— start of Dataset content —

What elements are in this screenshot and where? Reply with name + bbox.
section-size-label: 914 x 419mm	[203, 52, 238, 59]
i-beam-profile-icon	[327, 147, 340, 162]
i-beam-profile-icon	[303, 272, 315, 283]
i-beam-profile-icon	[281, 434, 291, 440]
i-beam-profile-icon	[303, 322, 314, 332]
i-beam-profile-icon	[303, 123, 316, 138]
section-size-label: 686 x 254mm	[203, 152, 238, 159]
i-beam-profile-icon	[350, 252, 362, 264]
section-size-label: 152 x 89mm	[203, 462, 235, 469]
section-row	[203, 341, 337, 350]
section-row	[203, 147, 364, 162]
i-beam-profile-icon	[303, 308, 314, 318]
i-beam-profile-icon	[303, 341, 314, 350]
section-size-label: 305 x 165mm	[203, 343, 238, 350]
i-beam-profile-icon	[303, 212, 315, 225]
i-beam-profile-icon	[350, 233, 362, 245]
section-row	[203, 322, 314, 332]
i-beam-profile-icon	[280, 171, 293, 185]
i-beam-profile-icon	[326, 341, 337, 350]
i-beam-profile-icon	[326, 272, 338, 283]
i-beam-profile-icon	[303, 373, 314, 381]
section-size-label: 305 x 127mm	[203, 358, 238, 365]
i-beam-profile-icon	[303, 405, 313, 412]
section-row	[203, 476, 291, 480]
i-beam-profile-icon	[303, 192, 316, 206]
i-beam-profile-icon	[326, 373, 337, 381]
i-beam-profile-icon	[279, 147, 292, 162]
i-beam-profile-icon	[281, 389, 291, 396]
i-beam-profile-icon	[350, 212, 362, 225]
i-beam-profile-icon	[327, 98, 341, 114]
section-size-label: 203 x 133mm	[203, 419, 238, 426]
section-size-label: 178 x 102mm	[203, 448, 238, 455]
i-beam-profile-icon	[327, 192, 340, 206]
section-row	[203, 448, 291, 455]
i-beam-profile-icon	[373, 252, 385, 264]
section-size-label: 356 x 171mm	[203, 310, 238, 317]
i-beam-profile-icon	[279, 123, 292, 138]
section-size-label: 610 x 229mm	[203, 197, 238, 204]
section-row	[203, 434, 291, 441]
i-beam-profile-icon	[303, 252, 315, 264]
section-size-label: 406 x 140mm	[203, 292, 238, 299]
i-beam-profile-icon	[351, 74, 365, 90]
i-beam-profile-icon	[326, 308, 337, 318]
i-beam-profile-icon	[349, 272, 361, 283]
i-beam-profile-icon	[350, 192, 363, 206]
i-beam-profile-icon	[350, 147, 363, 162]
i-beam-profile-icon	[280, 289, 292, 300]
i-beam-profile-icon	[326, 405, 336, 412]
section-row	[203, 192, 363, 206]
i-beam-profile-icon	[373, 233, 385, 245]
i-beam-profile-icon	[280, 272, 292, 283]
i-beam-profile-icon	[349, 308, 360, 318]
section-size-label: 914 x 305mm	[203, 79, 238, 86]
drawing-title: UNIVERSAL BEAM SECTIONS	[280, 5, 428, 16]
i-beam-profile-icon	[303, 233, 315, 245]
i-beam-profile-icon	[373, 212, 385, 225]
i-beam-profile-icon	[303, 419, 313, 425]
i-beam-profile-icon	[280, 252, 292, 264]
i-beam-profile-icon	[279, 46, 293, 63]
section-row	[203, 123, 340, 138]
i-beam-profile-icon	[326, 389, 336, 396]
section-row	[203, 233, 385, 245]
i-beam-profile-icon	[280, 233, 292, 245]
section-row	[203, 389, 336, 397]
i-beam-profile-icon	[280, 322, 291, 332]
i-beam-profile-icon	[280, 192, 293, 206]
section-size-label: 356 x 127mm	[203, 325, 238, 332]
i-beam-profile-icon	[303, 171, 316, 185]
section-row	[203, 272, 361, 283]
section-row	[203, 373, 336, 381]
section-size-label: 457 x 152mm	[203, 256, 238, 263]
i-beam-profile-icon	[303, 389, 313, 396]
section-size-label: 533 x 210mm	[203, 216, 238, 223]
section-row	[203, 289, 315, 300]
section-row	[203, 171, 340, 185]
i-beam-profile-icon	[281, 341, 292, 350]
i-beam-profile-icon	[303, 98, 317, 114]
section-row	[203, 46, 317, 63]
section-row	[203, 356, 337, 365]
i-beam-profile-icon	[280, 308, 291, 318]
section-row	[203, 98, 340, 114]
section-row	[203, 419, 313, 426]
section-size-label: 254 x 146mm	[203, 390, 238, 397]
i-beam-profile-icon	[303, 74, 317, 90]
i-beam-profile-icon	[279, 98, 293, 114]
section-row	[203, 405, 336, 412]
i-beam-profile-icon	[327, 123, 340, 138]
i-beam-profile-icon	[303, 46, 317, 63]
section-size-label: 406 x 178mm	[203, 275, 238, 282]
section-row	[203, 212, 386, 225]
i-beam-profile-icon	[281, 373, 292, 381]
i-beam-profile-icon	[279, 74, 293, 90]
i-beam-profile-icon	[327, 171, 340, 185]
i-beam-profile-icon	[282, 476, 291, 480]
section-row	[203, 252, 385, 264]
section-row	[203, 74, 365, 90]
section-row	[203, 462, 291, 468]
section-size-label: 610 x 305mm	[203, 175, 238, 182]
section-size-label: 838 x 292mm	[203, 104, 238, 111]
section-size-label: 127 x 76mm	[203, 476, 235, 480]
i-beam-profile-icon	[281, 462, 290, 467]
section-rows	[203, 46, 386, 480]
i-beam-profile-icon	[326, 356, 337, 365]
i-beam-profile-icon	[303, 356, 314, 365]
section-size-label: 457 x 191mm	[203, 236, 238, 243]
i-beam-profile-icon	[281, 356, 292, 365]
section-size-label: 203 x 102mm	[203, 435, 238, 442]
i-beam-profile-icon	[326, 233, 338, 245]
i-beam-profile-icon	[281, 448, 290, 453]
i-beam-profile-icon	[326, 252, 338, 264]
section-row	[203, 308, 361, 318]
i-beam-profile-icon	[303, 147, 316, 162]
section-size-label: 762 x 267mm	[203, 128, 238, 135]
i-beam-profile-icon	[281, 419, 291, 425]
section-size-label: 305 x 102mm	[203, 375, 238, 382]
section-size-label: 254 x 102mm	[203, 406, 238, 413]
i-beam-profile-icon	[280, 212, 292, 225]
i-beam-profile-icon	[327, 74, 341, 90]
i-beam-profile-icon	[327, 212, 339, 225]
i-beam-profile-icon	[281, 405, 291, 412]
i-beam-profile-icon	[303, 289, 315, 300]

— end of Dataset content —

* _Objective_:
Write out all of the records above line by line, without changing a single character.

* _Solution to this exercise_:
What elements are in this screenshot and where? Reply with name + bbox.
section-size-label: 914 x 419mm	[203, 52, 238, 59]
i-beam-profile-icon	[327, 147, 340, 162]
i-beam-profile-icon	[303, 272, 315, 283]
i-beam-profile-icon	[281, 434, 291, 440]
i-beam-profile-icon	[303, 322, 314, 332]
i-beam-profile-icon	[303, 123, 316, 138]
section-size-label: 686 x 254mm	[203, 152, 238, 159]
i-beam-profile-icon	[350, 252, 362, 264]
section-size-label: 152 x 89mm	[203, 462, 235, 469]
section-row	[203, 341, 337, 350]
section-row	[203, 147, 364, 162]
i-beam-profile-icon	[303, 308, 314, 318]
i-beam-profile-icon	[303, 341, 314, 350]
section-size-label: 305 x 165mm	[203, 343, 238, 350]
i-beam-profile-icon	[303, 212, 315, 225]
i-beam-profile-icon	[350, 233, 362, 245]
section-row	[203, 322, 314, 332]
i-beam-profile-icon	[280, 171, 293, 185]
i-beam-profile-icon	[326, 341, 337, 350]
i-beam-profile-icon	[326, 272, 338, 283]
i-beam-profile-icon	[303, 373, 314, 381]
section-size-label: 305 x 127mm	[203, 358, 238, 365]
i-beam-profile-icon	[303, 405, 313, 412]
section-row	[203, 476, 291, 480]
i-beam-profile-icon	[303, 192, 316, 206]
i-beam-profile-icon	[326, 373, 337, 381]
i-beam-profile-icon	[279, 147, 292, 162]
i-beam-profile-icon	[281, 389, 291, 396]
i-beam-profile-icon	[350, 212, 362, 225]
i-beam-profile-icon	[327, 98, 341, 114]
section-size-label: 203 x 133mm	[203, 419, 238, 426]
section-size-label: 178 x 102mm	[203, 448, 238, 455]
i-beam-profile-icon	[327, 192, 340, 206]
section-row	[203, 448, 291, 455]
i-beam-profile-icon	[373, 252, 385, 264]
section-size-label: 356 x 171mm	[203, 310, 238, 317]
i-beam-profile-icon	[279, 123, 292, 138]
section-size-label: 610 x 229mm	[203, 197, 238, 204]
section-row	[203, 434, 291, 441]
i-beam-profile-icon	[303, 252, 315, 264]
section-size-label: 406 x 140mm	[203, 292, 238, 299]
i-beam-profile-icon	[351, 74, 365, 90]
i-beam-profile-icon	[326, 308, 337, 318]
i-beam-profile-icon	[349, 272, 361, 283]
i-beam-profile-icon	[350, 192, 363, 206]
i-beam-profile-icon	[350, 147, 363, 162]
i-beam-profile-icon	[280, 289, 292, 300]
i-beam-profile-icon	[326, 405, 336, 412]
section-row	[203, 192, 363, 206]
i-beam-profile-icon	[373, 233, 385, 245]
i-beam-profile-icon	[280, 272, 292, 283]
i-beam-profile-icon	[349, 308, 360, 318]
section-size-label: 914 x 305mm	[203, 79, 238, 86]
drawing-title: UNIVERSAL BEAM SECTIONS	[280, 5, 428, 16]
i-beam-profile-icon	[303, 233, 315, 245]
i-beam-profile-icon	[373, 212, 385, 225]
i-beam-profile-icon	[303, 419, 313, 425]
i-beam-profile-icon	[280, 252, 292, 264]
i-beam-profile-icon	[279, 46, 293, 63]
section-row	[203, 123, 340, 138]
i-beam-profile-icon	[326, 389, 336, 396]
section-row	[203, 233, 385, 245]
i-beam-profile-icon	[280, 233, 292, 245]
section-row	[203, 389, 336, 397]
i-beam-profile-icon	[280, 322, 291, 332]
i-beam-profile-icon	[280, 192, 293, 206]
section-size-label: 356 x 127mm	[203, 325, 238, 332]
i-beam-profile-icon	[303, 171, 316, 185]
section-row	[203, 272, 361, 283]
section-row	[203, 373, 336, 381]
section-size-label: 457 x 152mm	[203, 256, 238, 263]
i-beam-profile-icon	[303, 389, 313, 396]
section-size-label: 533 x 210mm	[203, 216, 238, 223]
section-row	[203, 289, 315, 300]
section-row	[203, 171, 340, 185]
i-beam-profile-icon	[281, 341, 292, 350]
i-beam-profile-icon	[303, 98, 317, 114]
section-row	[203, 46, 317, 63]
section-row	[203, 356, 337, 365]
i-beam-profile-icon	[280, 308, 291, 318]
section-row	[203, 98, 340, 114]
section-row	[203, 419, 313, 426]
section-size-label: 254 x 146mm	[203, 390, 238, 397]
i-beam-profile-icon	[303, 74, 317, 90]
i-beam-profile-icon	[279, 98, 293, 114]
section-row	[203, 405, 336, 412]
i-beam-profile-icon	[327, 123, 340, 138]
i-beam-profile-icon	[303, 46, 317, 63]
section-size-label: 406 x 178mm	[203, 275, 238, 282]
section-row	[203, 212, 386, 225]
i-beam-profile-icon	[281, 373, 292, 381]
i-beam-profile-icon	[279, 74, 293, 90]
i-beam-profile-icon	[327, 171, 340, 185]
i-beam-profile-icon	[282, 476, 291, 480]
section-row	[203, 252, 385, 264]
section-row	[203, 74, 365, 90]
section-row	[203, 462, 291, 468]
section-size-label: 610 x 305mm	[203, 175, 238, 182]
section-size-label: 838 x 292mm	[203, 104, 238, 111]
section-size-label: 127 x 76mm	[203, 476, 235, 480]
i-beam-profile-icon	[281, 462, 290, 467]
section-rows	[203, 46, 386, 480]
i-beam-profile-icon	[326, 356, 337, 365]
i-beam-profile-icon	[303, 356, 314, 365]
section-size-label: 457 x 191mm	[203, 236, 238, 243]
i-beam-profile-icon	[281, 356, 292, 365]
section-size-label: 203 x 102mm	[203, 435, 238, 442]
i-beam-profile-icon	[326, 233, 338, 245]
i-beam-profile-icon	[281, 448, 290, 453]
i-beam-profile-icon	[326, 252, 338, 264]
section-row	[203, 308, 361, 318]
i-beam-profile-icon	[303, 147, 316, 162]
section-size-label: 762 x 267mm	[203, 128, 238, 135]
i-beam-profile-icon	[281, 419, 291, 425]
section-size-label: 305 x 102mm	[203, 375, 238, 382]
section-size-label: 254 x 102mm	[203, 406, 238, 413]
i-beam-profile-icon	[280, 212, 292, 225]
i-beam-profile-icon	[327, 74, 341, 90]
i-beam-profile-icon	[327, 212, 339, 225]
i-beam-profile-icon	[281, 405, 291, 412]
i-beam-profile-icon	[303, 289, 315, 300]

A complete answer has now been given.